• Task brief:
Write the data out again exactly, dropping any images it holds.

▼▼▼

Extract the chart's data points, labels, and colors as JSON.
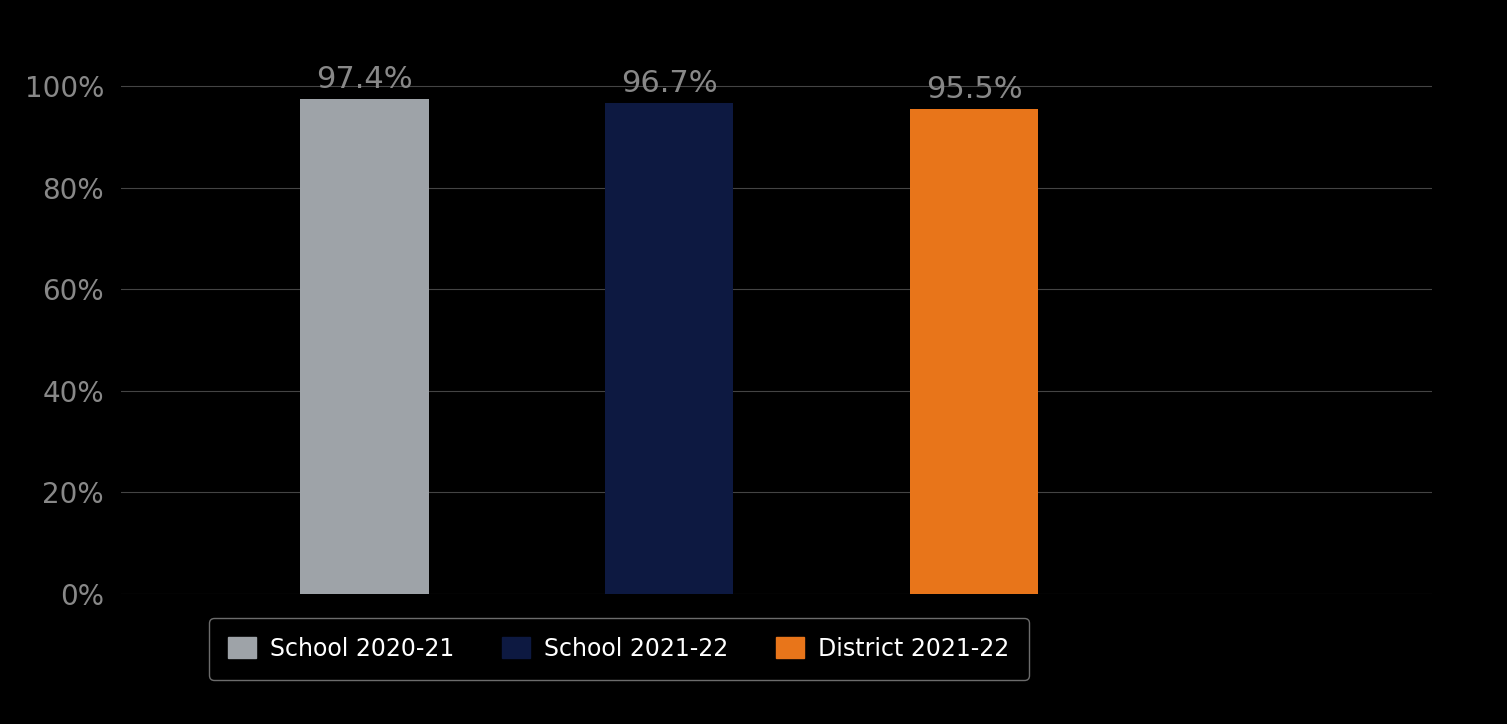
{
  "categories": [
    "School 2020-21",
    "School 2021-22",
    "District 2021-22"
  ],
  "values": [
    97.4,
    96.7,
    95.5
  ],
  "bar_colors": [
    "#9EA3A8",
    "#0D1941",
    "#E8751A"
  ],
  "background_color": "#000000",
  "text_color": "#888888",
  "label_color": "#888888",
  "ylim": [
    0,
    107
  ],
  "yticks": [
    0,
    20,
    40,
    60,
    80,
    100
  ],
  "ytick_labels": [
    "0%",
    "20%",
    "40%",
    "60%",
    "80%",
    "100%"
  ],
  "bar_label_fontsize": 22,
  "tick_fontsize": 20,
  "legend_fontsize": 17,
  "grid_color": "#444444",
  "x_positions": [
    1,
    2,
    3
  ],
  "bar_width": 0.42,
  "xlim": [
    0.2,
    4.5
  ]
}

▲▲▲

• Response to the task:
Extract the chart's data points, labels, and colors as JSON.
{
  "categories": [
    "School 2020-21",
    "School 2021-22",
    "District 2021-22"
  ],
  "values": [
    97.4,
    96.7,
    95.5
  ],
  "bar_colors": [
    "#9EA3A8",
    "#0D1941",
    "#E8751A"
  ],
  "background_color": "#000000",
  "text_color": "#888888",
  "label_color": "#888888",
  "ylim": [
    0,
    107
  ],
  "yticks": [
    0,
    20,
    40,
    60,
    80,
    100
  ],
  "ytick_labels": [
    "0%",
    "20%",
    "40%",
    "60%",
    "80%",
    "100%"
  ],
  "bar_label_fontsize": 22,
  "tick_fontsize": 20,
  "legend_fontsize": 17,
  "grid_color": "#444444",
  "x_positions": [
    1,
    2,
    3
  ],
  "bar_width": 0.42,
  "xlim": [
    0.2,
    4.5
  ]
}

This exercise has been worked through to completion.